▶ THE REQUEST
Copy out each line containing "Rainfall" from the entries below.

Stored data:
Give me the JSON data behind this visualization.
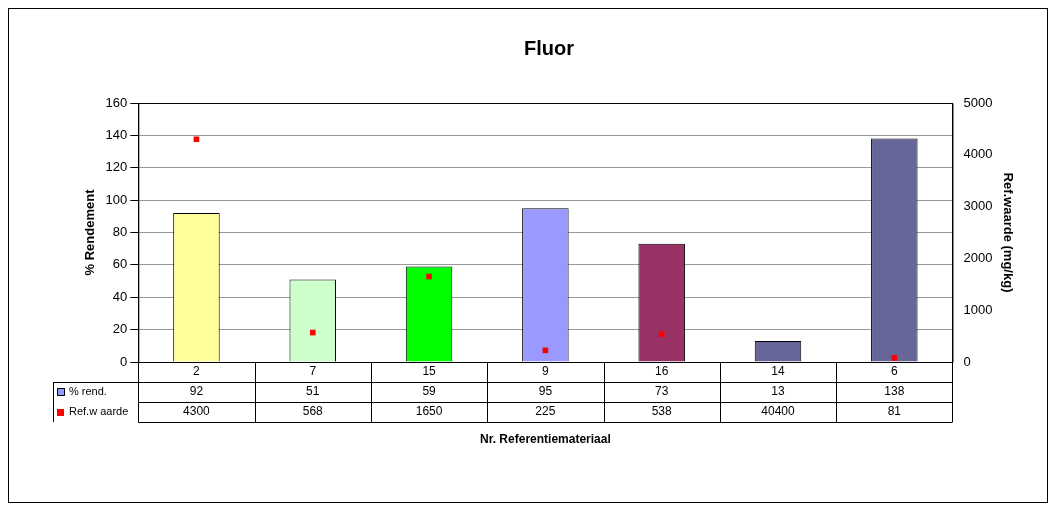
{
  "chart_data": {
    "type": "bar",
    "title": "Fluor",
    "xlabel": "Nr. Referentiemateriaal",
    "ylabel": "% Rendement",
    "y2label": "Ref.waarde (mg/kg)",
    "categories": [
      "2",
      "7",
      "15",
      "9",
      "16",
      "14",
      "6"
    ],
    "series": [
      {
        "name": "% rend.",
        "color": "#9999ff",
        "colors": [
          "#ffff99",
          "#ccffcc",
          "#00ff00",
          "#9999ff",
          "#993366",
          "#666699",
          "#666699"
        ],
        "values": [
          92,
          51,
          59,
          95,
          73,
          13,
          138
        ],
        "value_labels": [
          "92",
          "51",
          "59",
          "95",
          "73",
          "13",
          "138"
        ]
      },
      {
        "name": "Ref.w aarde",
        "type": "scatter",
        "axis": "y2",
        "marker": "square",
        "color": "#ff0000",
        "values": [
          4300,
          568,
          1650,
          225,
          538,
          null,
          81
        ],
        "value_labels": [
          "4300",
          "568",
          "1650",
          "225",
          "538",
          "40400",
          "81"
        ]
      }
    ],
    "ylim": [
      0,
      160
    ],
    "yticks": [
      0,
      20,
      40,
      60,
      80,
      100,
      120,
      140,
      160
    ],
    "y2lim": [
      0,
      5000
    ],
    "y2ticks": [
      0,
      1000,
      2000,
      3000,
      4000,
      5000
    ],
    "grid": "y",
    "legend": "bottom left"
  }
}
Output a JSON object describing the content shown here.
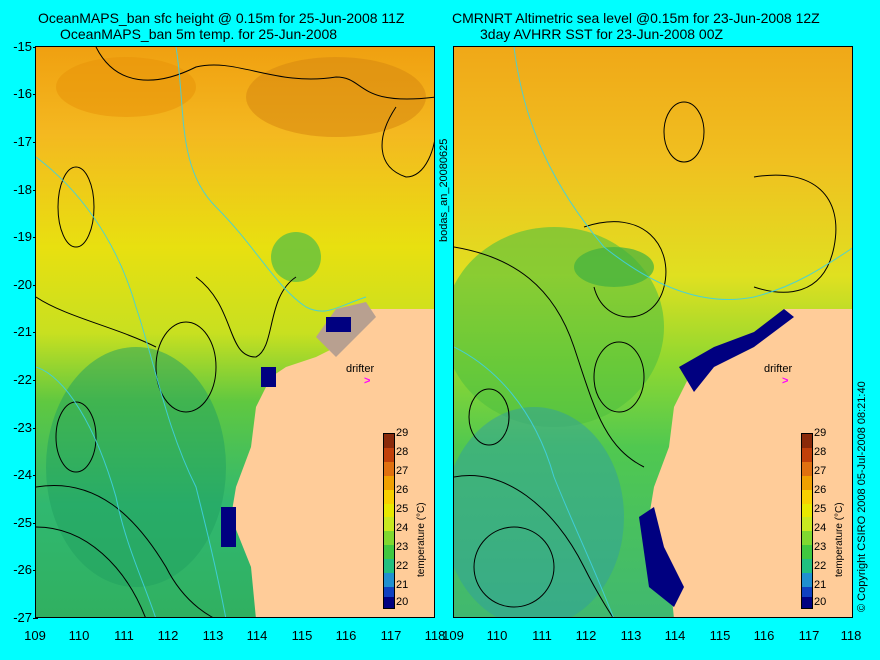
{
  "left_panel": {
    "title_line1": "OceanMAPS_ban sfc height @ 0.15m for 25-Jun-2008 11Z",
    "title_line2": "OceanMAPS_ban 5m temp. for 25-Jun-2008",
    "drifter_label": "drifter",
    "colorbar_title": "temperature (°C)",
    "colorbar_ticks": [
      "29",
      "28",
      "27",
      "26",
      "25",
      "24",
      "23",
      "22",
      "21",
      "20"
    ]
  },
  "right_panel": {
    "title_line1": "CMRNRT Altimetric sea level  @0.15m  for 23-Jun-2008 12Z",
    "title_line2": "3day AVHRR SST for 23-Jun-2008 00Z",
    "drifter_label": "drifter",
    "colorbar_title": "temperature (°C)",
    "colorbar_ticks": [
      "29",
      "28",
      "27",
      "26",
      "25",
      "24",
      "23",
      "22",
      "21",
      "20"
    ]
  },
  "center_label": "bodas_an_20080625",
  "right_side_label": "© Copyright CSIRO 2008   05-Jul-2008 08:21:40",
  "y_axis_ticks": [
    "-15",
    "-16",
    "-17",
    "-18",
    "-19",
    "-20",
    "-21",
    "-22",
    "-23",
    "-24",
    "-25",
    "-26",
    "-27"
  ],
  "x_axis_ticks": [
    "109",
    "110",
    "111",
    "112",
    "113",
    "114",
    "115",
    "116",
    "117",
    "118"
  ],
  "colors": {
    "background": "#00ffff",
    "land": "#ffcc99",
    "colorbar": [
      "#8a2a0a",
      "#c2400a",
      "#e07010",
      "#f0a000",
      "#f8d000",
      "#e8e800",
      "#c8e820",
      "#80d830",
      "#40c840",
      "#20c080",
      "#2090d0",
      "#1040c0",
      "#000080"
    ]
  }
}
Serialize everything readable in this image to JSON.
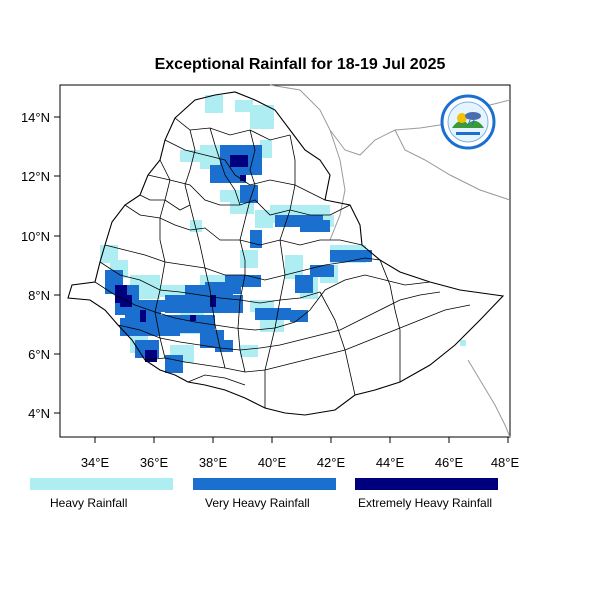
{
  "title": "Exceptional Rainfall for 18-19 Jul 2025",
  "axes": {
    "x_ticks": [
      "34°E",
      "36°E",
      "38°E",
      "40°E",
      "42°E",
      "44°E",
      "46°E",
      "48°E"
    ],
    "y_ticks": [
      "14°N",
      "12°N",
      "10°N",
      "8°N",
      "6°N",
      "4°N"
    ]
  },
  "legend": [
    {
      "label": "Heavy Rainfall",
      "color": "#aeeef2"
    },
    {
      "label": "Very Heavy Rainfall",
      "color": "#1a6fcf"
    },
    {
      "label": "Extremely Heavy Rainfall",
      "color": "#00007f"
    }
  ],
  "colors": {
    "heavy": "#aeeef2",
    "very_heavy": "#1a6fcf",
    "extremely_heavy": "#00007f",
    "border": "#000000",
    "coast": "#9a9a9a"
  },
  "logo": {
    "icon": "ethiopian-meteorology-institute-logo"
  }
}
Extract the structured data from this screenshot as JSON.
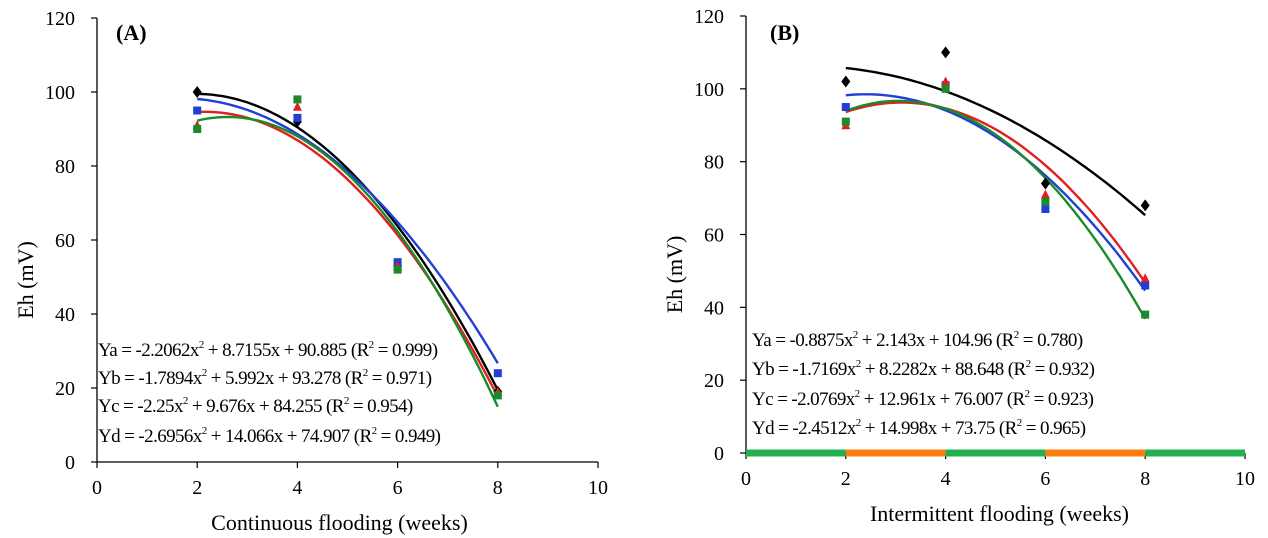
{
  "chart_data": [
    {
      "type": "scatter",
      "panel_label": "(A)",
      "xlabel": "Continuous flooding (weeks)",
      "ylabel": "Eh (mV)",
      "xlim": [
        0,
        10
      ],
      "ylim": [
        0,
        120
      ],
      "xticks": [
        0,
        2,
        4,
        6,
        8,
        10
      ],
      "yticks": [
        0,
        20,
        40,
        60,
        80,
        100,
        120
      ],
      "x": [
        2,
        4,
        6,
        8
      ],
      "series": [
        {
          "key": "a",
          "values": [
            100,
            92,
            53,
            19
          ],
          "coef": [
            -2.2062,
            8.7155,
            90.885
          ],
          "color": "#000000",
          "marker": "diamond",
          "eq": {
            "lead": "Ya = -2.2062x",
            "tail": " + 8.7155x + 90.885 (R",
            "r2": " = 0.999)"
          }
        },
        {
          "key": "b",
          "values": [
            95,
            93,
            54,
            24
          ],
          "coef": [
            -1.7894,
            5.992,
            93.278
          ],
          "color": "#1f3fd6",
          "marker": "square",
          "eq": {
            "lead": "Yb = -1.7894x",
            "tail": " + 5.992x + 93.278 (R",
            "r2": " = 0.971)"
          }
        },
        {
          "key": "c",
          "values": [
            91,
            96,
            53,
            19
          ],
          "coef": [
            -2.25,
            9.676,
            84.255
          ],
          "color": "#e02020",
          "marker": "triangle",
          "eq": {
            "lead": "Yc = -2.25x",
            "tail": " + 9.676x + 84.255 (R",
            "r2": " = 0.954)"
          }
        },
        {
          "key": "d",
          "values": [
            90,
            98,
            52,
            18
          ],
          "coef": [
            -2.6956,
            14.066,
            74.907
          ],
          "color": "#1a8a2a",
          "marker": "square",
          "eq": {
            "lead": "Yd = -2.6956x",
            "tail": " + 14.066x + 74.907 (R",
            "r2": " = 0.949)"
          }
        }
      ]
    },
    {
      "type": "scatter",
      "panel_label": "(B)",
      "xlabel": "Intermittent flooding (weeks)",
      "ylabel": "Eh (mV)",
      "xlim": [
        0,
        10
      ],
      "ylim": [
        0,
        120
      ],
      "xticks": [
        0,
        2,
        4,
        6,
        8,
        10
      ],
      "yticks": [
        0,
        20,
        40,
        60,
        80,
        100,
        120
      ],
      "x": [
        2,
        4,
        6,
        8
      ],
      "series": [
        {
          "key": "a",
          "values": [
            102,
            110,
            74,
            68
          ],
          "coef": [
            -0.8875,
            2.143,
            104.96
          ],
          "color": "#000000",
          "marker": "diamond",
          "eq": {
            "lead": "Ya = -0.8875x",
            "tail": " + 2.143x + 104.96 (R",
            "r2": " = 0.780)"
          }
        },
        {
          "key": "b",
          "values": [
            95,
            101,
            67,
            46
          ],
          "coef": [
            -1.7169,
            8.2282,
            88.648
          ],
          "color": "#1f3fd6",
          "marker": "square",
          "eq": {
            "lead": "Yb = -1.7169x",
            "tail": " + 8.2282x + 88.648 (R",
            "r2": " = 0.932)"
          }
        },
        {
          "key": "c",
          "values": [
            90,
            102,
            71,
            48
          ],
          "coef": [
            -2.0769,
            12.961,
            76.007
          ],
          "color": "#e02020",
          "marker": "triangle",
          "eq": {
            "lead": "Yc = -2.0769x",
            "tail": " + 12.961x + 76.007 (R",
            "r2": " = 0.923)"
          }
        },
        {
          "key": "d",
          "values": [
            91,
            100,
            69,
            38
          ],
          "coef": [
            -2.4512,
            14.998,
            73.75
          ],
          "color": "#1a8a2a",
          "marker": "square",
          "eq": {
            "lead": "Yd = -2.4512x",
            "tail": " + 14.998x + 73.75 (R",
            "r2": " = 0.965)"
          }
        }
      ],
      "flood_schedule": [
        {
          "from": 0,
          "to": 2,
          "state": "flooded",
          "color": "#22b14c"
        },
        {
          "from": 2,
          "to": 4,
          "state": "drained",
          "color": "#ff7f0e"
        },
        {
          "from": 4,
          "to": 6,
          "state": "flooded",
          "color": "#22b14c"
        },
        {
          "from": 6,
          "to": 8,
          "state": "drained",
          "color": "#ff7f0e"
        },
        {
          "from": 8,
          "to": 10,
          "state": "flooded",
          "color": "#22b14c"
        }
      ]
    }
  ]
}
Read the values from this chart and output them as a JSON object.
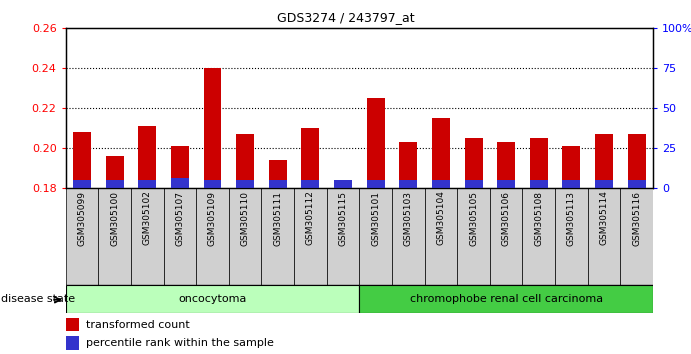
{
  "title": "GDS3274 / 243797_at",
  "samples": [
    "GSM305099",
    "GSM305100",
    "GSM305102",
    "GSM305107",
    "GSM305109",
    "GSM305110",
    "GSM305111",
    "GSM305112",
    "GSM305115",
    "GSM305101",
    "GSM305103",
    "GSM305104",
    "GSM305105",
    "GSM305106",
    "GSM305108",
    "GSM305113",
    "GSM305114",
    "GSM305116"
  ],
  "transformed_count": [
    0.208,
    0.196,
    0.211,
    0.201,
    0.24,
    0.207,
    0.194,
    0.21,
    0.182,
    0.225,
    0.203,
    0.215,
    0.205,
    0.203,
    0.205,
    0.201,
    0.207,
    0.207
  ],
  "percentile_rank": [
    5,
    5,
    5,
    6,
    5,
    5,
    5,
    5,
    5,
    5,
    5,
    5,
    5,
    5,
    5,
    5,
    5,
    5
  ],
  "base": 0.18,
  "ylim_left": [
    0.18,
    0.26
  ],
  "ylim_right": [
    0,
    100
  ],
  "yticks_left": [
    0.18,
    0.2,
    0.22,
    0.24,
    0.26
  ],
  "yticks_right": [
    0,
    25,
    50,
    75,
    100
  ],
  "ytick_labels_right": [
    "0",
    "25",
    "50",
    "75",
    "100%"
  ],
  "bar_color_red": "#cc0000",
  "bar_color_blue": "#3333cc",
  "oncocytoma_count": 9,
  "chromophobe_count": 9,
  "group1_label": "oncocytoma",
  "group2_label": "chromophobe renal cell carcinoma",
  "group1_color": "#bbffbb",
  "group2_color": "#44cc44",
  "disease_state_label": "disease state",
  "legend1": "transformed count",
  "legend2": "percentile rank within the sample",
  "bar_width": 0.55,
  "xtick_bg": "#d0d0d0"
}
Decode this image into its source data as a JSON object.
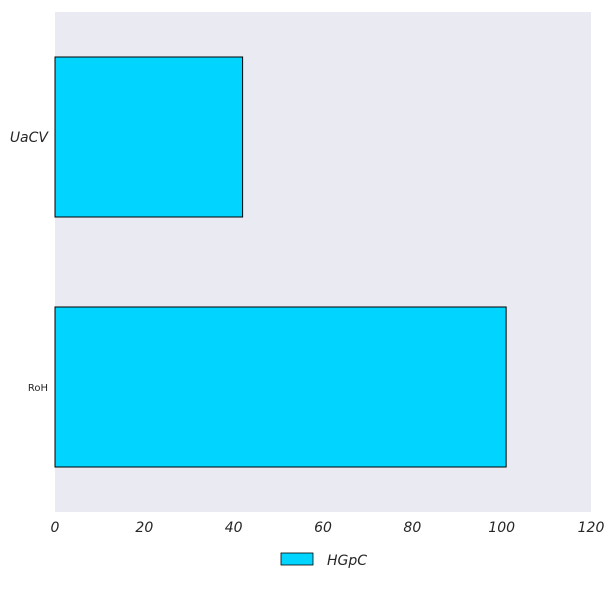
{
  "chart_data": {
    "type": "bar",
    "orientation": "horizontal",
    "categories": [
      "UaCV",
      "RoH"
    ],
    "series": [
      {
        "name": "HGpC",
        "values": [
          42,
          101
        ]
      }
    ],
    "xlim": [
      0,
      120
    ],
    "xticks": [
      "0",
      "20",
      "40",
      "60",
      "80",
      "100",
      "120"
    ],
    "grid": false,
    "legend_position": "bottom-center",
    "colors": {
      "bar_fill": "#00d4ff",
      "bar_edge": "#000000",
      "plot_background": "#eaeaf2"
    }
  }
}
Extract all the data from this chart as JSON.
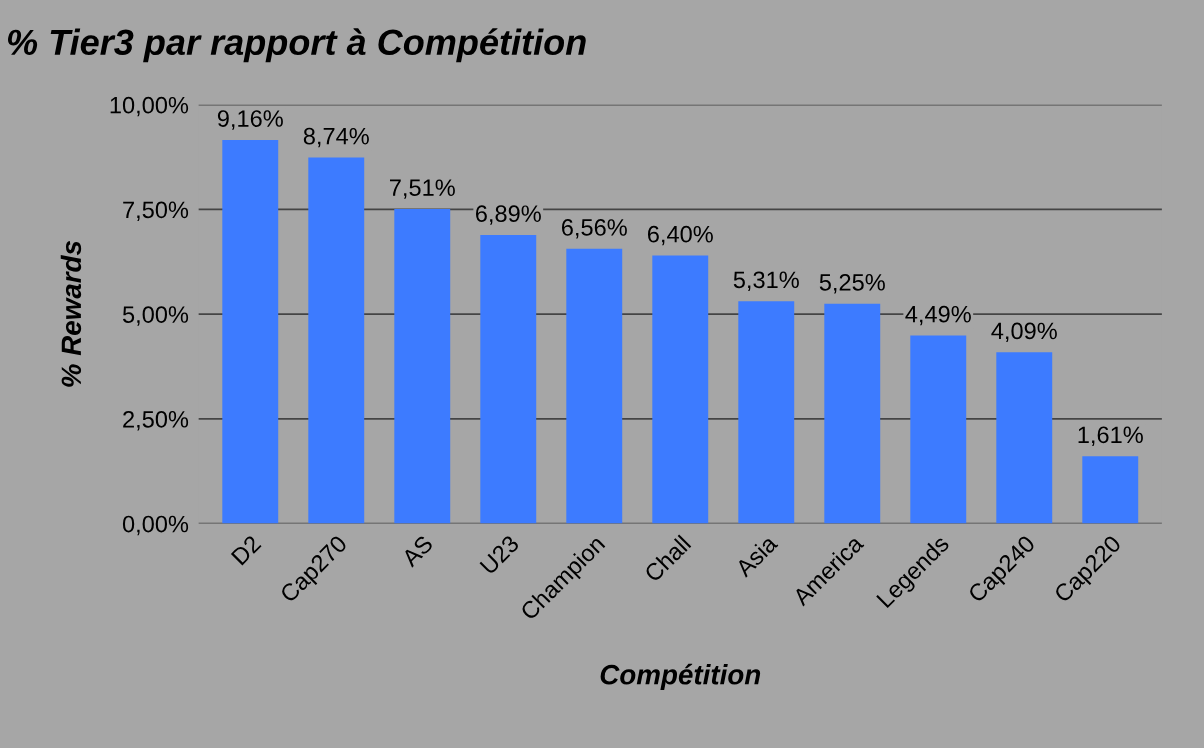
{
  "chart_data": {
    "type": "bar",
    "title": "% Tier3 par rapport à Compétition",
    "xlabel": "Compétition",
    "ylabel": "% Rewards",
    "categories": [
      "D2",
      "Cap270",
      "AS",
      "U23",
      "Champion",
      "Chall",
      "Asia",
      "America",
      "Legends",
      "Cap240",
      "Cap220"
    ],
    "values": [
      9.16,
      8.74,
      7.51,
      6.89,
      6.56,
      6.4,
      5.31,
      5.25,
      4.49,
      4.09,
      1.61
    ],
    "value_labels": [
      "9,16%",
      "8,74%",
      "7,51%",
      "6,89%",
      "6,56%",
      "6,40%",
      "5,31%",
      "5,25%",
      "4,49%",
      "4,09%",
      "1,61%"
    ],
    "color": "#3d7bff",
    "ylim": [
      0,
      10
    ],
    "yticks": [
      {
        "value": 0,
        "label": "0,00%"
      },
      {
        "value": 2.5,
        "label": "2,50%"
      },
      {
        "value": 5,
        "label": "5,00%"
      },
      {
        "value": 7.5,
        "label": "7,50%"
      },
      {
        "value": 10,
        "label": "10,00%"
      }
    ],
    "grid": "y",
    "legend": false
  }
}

▶ ANSWER FOR THE TASK
  "title": "Exceptional Rainfall for 18-19 Jul 2025",
      "label": "Heavy Rainfall",
      "label": "Very Heavy Rainfall",
      "label": "Extremely Heavy Rainfall",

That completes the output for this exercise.